■ Data supplied:
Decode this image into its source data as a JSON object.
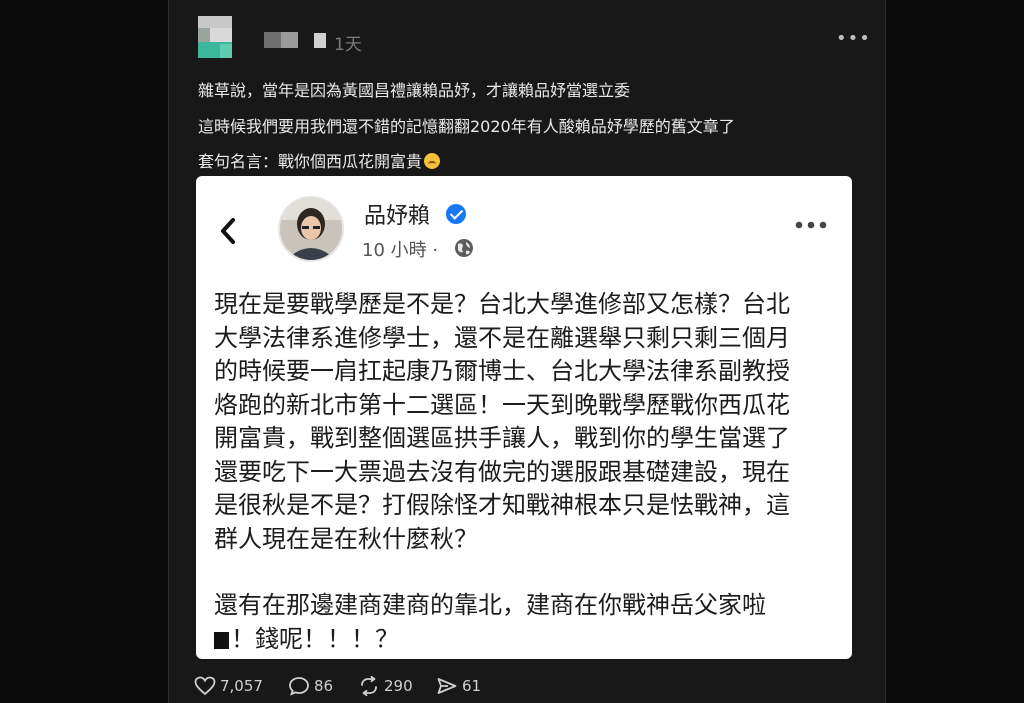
{
  "post": {
    "timestamp": "1天",
    "more_label": "•••",
    "lines": [
      "雜草說，當年是因為黃國昌禮讓賴品妤，才讓賴品妤當選立委",
      "這時候我們要用我們還不錯的記憶翻翻2020年有人酸賴品妤學歷的舊文章了",
      "套句名言：戰你個西瓜花開富貴"
    ],
    "emoji_icon": "upside-down-face-emoji",
    "actions": {
      "likes": "7,057",
      "comments": "86",
      "reposts": "290",
      "shares": "61"
    }
  },
  "embed": {
    "author": "品妤賴",
    "time": "10 小時 ·",
    "body_lines": [
      "現在是要戰學歷是不是？台北大學進修部又怎樣？台北",
      "大學法律系進修學士，還不是在離選舉只剩只剩三個月",
      "的時候要一肩扛起康乃爾博士、台北大學法律系副教授",
      "烙跑的新北市第十二選區！一天到晚戰學歷戰你西瓜花",
      "開富貴，戰到整個選區拱手讓人，戰到你的學生當選了",
      "還要吃下一大票過去沒有做完的選服跟基礎建設，現在",
      "是很秋是不是？打假除怪才知戰神根本只是怯戰神，這",
      "群人現在是在秋什麼秋？"
    ],
    "body_tail_1": "還有在那邊建商建商的靠北，建商在你戰神岳父家啦",
    "body_tail_2": "！錢呢！！！？"
  },
  "colors": {
    "background": "#0b0b0b",
    "card": "#181818",
    "verified_blue": "#1877f2"
  }
}
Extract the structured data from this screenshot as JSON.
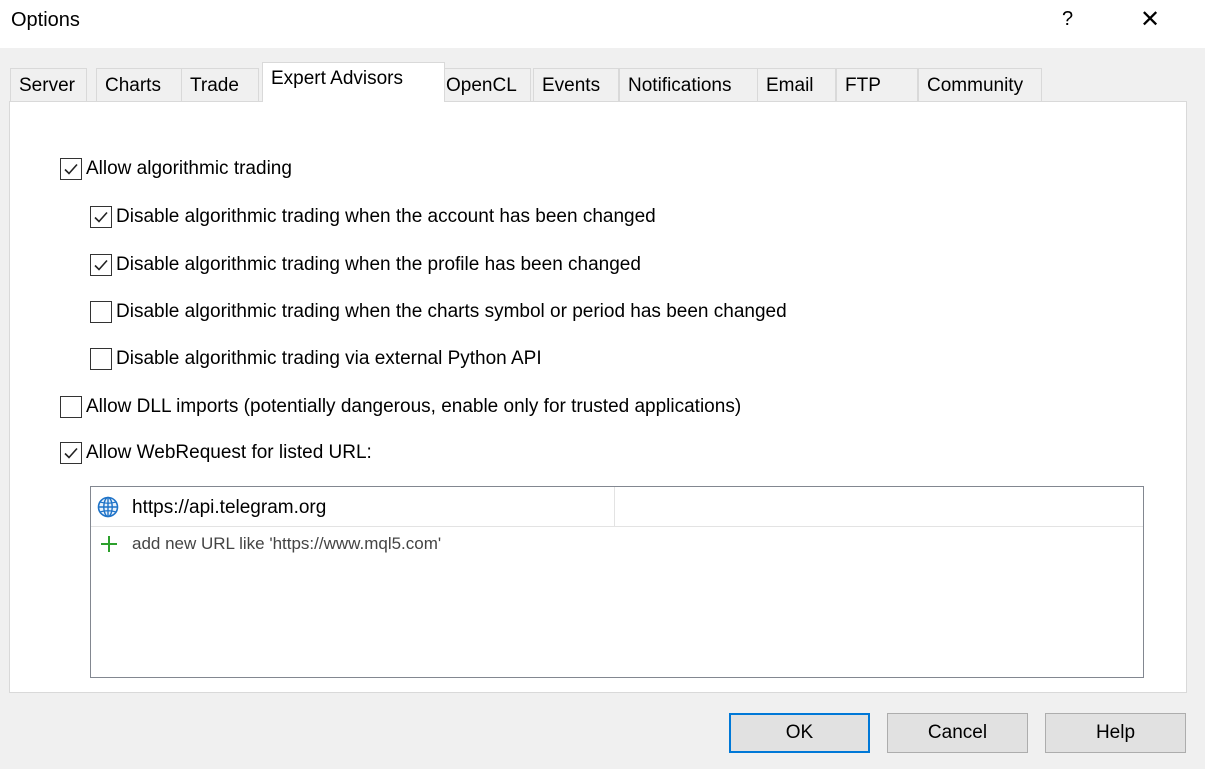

■ Your task:
Transcribe the material as is, with images omitted.

■ Expected answer:
Decode this image into its source data as a JSON object.
{
  "post": {
    "timestamp": "1天",
    "more_label": "•••",
    "lines": [
      "雜草說，當年是因為黃國昌禮讓賴品妤，才讓賴品妤當選立委",
      "這時候我們要用我們還不錯的記憶翻翻2020年有人酸賴品妤學歷的舊文章了",
      "套句名言：戰你個西瓜花開富貴"
    ],
    "emoji_icon": "upside-down-face-emoji",
    "actions": {
      "likes": "7,057",
      "comments": "86",
      "reposts": "290",
      "shares": "61"
    }
  },
  "embed": {
    "author": "品妤賴",
    "time": "10 小時 ·",
    "body_lines": [
      "現在是要戰學歷是不是？台北大學進修部又怎樣？台北",
      "大學法律系進修學士，還不是在離選舉只剩只剩三個月",
      "的時候要一肩扛起康乃爾博士、台北大學法律系副教授",
      "烙跑的新北市第十二選區！一天到晚戰學歷戰你西瓜花",
      "開富貴，戰到整個選區拱手讓人，戰到你的學生當選了",
      "還要吃下一大票過去沒有做完的選服跟基礎建設，現在",
      "是很秋是不是？打假除怪才知戰神根本只是怯戰神，這",
      "群人現在是在秋什麼秋？"
    ],
    "body_tail_1": "還有在那邊建商建商的靠北，建商在你戰神岳父家啦",
    "body_tail_2": "！錢呢！！！？"
  },
  "colors": {
    "background": "#0b0b0b",
    "card": "#181818",
    "verified_blue": "#1877f2"
  }
}
Extract the structured data from this screenshot as JSON.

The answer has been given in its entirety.